PROBLEM STATEMENT - Provide only the number of lines where "Hvis" occurs.

WORKING DATA -
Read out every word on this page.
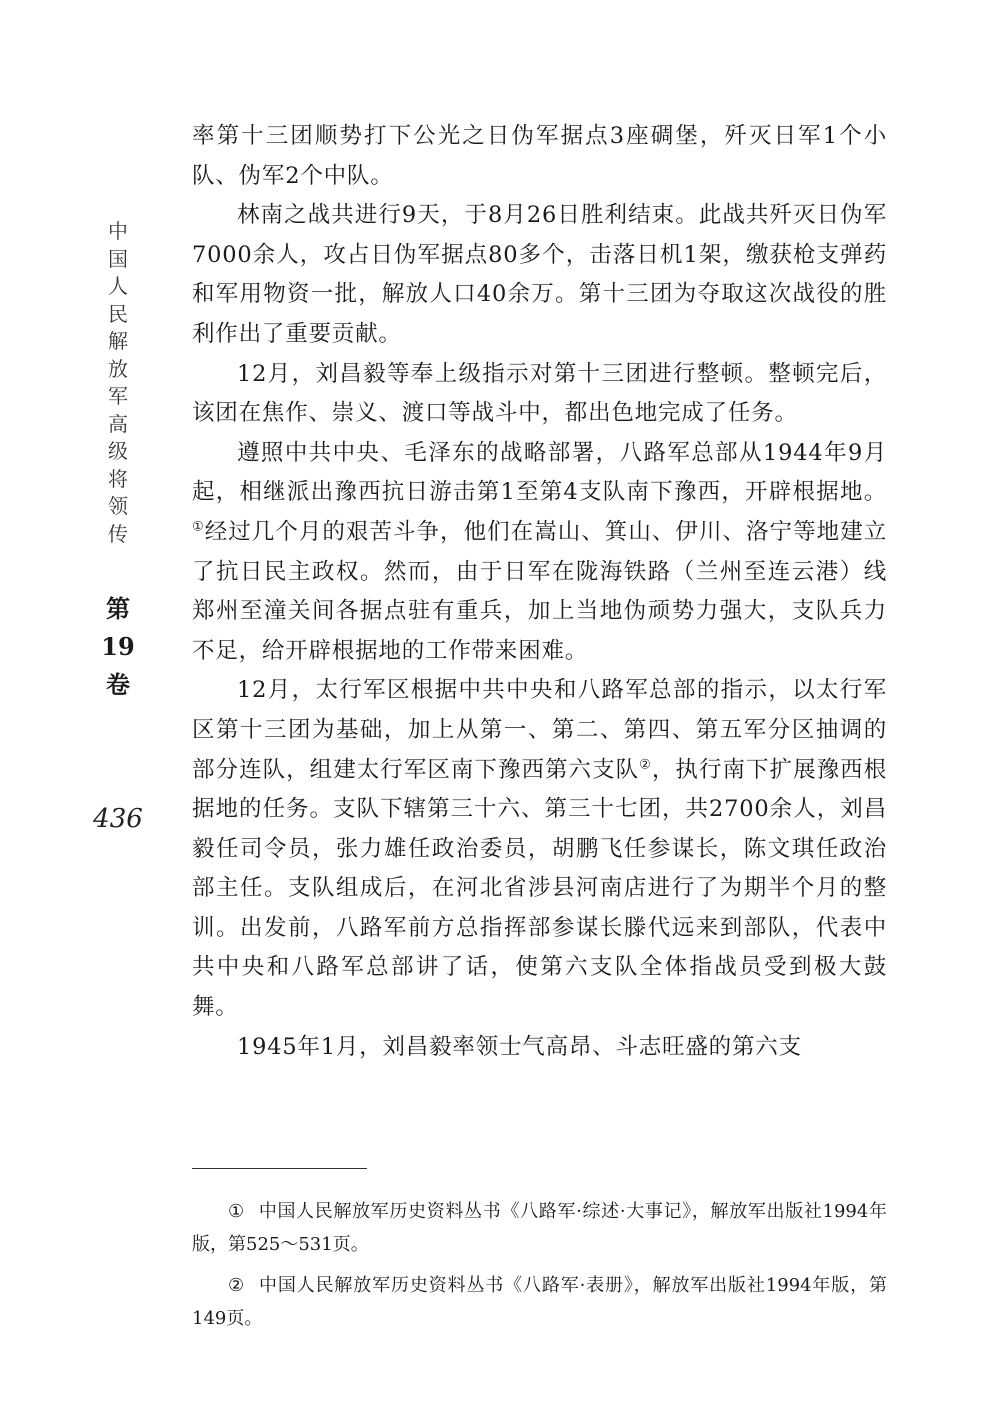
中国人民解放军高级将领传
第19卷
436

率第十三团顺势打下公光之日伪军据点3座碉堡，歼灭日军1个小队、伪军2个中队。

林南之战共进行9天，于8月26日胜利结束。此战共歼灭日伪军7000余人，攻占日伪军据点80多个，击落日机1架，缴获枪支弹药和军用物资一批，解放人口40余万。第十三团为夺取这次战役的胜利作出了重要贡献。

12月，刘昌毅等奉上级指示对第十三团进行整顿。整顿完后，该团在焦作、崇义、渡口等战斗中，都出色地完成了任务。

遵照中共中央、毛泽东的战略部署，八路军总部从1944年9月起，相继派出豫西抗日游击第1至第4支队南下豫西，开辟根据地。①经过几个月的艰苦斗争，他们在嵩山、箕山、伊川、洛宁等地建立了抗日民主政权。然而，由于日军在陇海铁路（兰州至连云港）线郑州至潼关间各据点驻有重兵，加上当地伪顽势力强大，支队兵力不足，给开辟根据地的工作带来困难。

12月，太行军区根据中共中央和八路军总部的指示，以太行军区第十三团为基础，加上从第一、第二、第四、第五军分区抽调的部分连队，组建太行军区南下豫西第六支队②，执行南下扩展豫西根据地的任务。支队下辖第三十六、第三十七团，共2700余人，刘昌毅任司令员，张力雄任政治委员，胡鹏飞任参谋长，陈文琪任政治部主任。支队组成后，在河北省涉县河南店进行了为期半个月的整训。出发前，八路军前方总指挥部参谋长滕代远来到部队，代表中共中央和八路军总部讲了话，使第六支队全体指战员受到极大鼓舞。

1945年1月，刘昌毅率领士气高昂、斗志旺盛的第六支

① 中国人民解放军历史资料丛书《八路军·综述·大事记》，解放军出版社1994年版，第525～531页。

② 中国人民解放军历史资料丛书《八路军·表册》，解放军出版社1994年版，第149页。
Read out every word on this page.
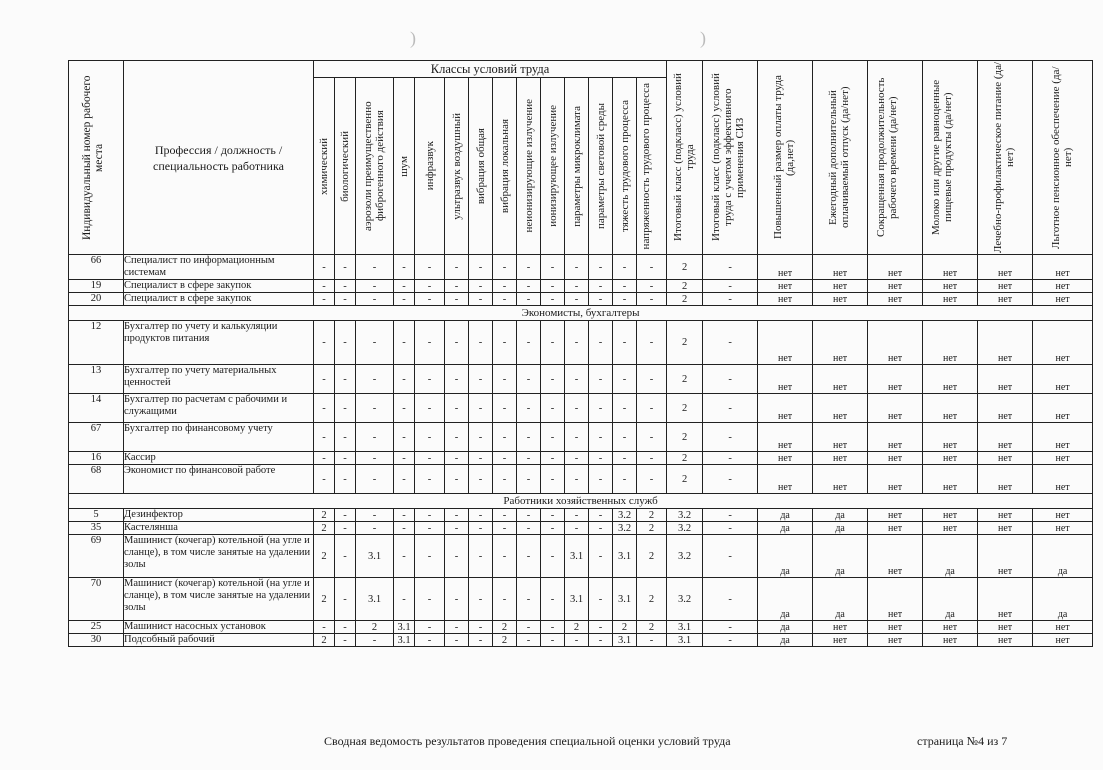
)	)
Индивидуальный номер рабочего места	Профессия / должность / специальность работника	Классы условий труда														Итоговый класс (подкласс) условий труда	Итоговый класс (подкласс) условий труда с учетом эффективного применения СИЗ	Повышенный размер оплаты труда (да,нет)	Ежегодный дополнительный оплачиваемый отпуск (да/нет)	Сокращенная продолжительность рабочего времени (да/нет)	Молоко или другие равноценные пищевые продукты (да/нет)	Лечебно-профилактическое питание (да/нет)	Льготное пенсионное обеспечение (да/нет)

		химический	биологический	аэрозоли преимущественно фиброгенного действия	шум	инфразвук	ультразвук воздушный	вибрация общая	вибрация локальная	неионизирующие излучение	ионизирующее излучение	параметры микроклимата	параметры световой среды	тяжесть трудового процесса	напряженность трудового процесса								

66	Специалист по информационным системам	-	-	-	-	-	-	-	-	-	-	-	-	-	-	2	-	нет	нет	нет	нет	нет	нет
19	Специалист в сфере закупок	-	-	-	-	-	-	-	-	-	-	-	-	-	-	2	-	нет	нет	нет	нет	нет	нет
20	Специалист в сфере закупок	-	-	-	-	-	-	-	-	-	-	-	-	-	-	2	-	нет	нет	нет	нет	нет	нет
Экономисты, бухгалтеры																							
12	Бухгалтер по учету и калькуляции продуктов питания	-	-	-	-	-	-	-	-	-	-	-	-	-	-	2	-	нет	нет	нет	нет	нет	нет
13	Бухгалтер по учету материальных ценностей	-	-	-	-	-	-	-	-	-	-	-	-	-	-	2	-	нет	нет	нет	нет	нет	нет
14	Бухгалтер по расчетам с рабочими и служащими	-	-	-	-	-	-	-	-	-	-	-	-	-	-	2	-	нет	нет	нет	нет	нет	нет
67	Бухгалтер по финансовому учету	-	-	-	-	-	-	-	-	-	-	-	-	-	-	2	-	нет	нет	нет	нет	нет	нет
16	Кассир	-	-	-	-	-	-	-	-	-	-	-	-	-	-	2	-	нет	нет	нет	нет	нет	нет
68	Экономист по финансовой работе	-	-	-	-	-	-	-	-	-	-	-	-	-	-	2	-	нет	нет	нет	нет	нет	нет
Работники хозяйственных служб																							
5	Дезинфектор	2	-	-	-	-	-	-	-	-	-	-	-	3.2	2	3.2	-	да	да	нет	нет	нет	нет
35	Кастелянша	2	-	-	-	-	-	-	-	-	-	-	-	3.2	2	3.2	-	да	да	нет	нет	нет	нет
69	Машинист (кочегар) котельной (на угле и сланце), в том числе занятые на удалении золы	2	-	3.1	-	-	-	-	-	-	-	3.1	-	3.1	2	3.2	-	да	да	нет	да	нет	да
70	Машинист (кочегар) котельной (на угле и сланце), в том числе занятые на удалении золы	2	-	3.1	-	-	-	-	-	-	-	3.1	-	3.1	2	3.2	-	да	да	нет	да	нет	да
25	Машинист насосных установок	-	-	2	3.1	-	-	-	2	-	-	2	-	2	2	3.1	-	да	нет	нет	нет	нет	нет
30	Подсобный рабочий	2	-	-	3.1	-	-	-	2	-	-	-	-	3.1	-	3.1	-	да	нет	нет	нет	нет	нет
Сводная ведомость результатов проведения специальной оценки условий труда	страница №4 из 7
* * *
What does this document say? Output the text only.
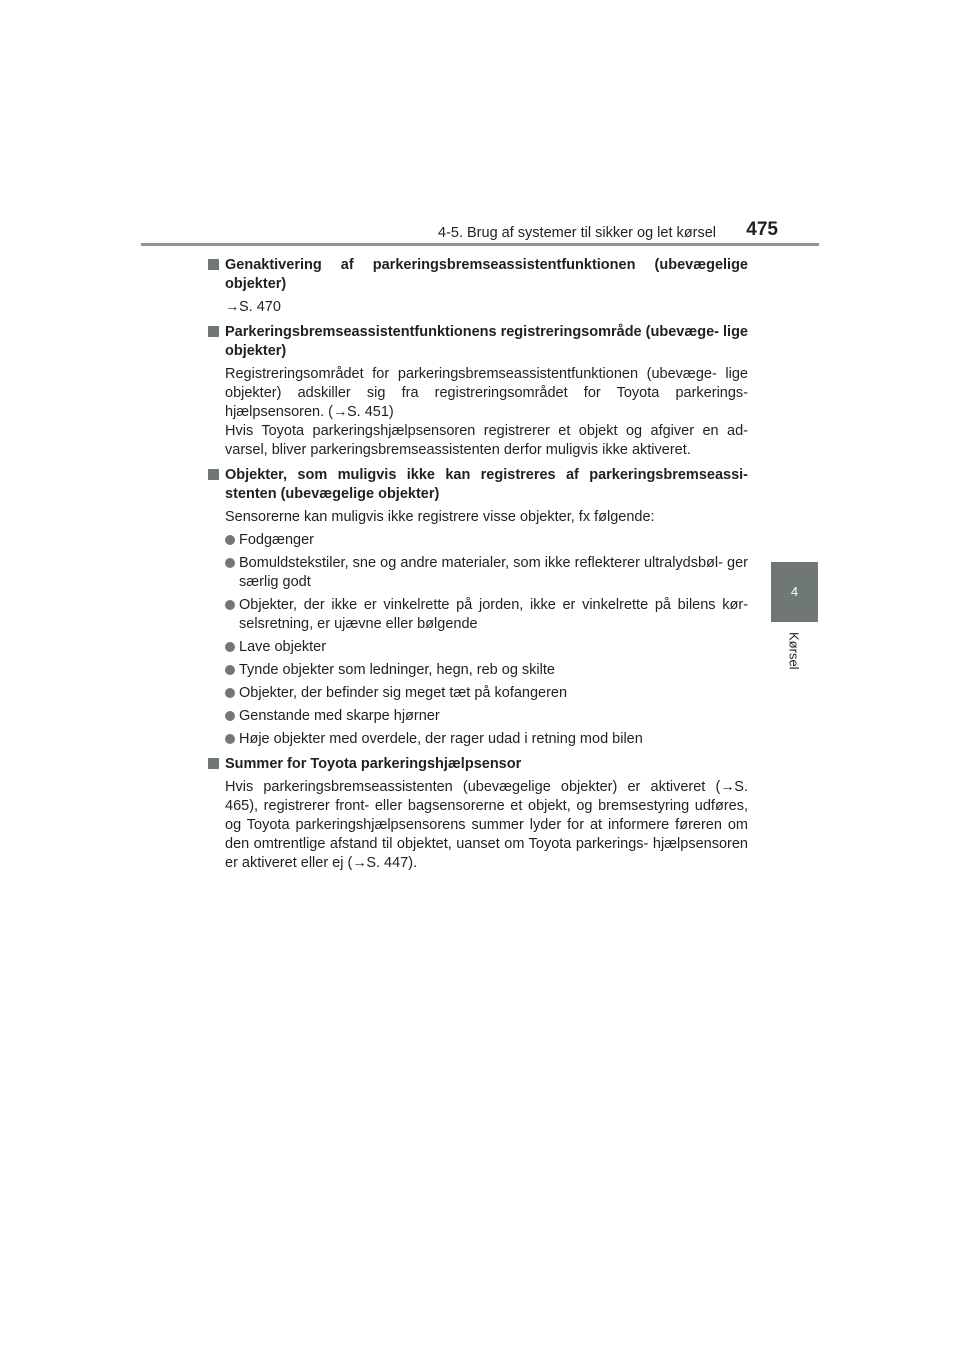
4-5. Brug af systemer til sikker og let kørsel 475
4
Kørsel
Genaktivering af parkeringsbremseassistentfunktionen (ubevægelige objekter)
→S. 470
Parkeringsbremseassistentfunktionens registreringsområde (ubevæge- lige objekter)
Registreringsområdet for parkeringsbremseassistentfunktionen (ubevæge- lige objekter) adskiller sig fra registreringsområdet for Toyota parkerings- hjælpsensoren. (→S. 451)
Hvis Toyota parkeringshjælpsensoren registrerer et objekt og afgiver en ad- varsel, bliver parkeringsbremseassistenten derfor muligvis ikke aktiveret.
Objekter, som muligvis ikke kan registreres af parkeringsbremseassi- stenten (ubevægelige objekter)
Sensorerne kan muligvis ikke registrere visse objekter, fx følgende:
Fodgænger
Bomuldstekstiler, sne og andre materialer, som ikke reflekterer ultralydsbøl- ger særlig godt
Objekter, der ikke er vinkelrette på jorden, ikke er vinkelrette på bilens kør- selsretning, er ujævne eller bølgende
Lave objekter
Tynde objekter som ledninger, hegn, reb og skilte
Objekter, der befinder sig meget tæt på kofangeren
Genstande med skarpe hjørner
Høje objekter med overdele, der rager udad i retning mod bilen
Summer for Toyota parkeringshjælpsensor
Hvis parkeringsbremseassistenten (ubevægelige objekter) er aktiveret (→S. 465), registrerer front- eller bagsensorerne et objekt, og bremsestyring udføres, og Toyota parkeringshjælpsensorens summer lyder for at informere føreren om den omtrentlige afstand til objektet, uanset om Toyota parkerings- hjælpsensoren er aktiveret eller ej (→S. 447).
* * *
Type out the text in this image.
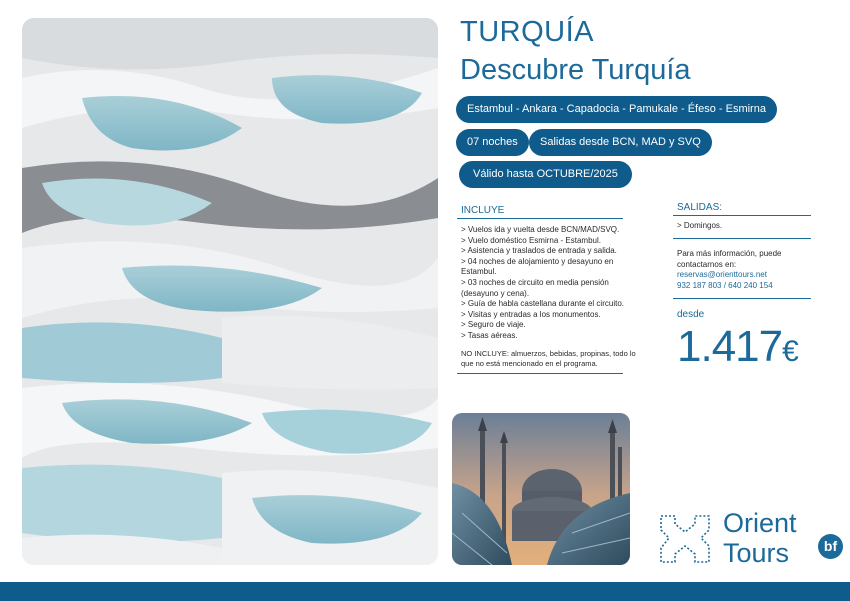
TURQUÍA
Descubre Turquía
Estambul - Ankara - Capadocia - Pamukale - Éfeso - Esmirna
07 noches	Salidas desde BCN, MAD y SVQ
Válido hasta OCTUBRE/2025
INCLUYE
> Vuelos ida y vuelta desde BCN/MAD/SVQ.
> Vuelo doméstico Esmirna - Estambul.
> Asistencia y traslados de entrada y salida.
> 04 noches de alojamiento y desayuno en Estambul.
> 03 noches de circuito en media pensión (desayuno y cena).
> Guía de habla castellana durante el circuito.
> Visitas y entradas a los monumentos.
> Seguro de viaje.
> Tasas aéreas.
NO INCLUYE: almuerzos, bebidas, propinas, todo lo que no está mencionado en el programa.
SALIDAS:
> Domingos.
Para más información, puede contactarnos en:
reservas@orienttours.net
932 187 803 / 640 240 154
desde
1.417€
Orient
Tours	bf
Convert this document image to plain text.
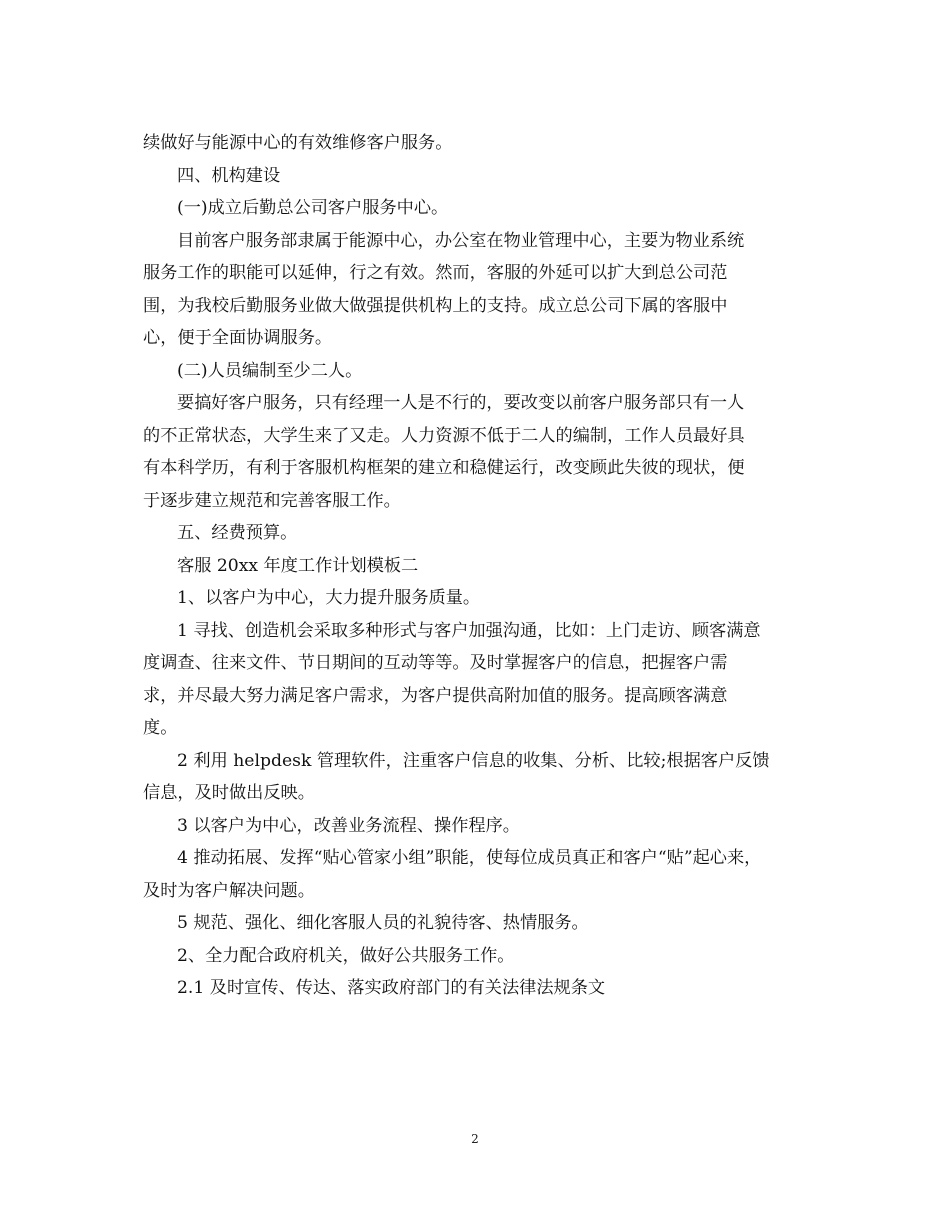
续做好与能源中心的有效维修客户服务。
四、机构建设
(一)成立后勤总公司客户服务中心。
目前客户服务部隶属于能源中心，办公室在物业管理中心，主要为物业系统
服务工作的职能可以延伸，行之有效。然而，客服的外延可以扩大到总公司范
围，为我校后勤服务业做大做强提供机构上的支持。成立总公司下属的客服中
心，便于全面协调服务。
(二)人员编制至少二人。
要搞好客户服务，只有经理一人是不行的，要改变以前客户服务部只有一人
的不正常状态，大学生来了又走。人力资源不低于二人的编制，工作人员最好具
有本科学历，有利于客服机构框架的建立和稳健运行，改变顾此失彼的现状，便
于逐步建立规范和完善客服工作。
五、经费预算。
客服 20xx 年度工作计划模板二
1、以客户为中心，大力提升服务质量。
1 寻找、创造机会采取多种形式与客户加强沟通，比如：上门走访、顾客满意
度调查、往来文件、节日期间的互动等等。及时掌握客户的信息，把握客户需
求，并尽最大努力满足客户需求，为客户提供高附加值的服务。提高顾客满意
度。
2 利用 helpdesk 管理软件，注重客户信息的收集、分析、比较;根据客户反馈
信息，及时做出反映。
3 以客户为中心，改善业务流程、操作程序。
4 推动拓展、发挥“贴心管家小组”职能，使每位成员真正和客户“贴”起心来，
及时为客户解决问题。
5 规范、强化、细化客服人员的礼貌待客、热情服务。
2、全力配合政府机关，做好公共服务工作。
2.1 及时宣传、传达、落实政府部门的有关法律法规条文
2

OUTPUT BELOW - 2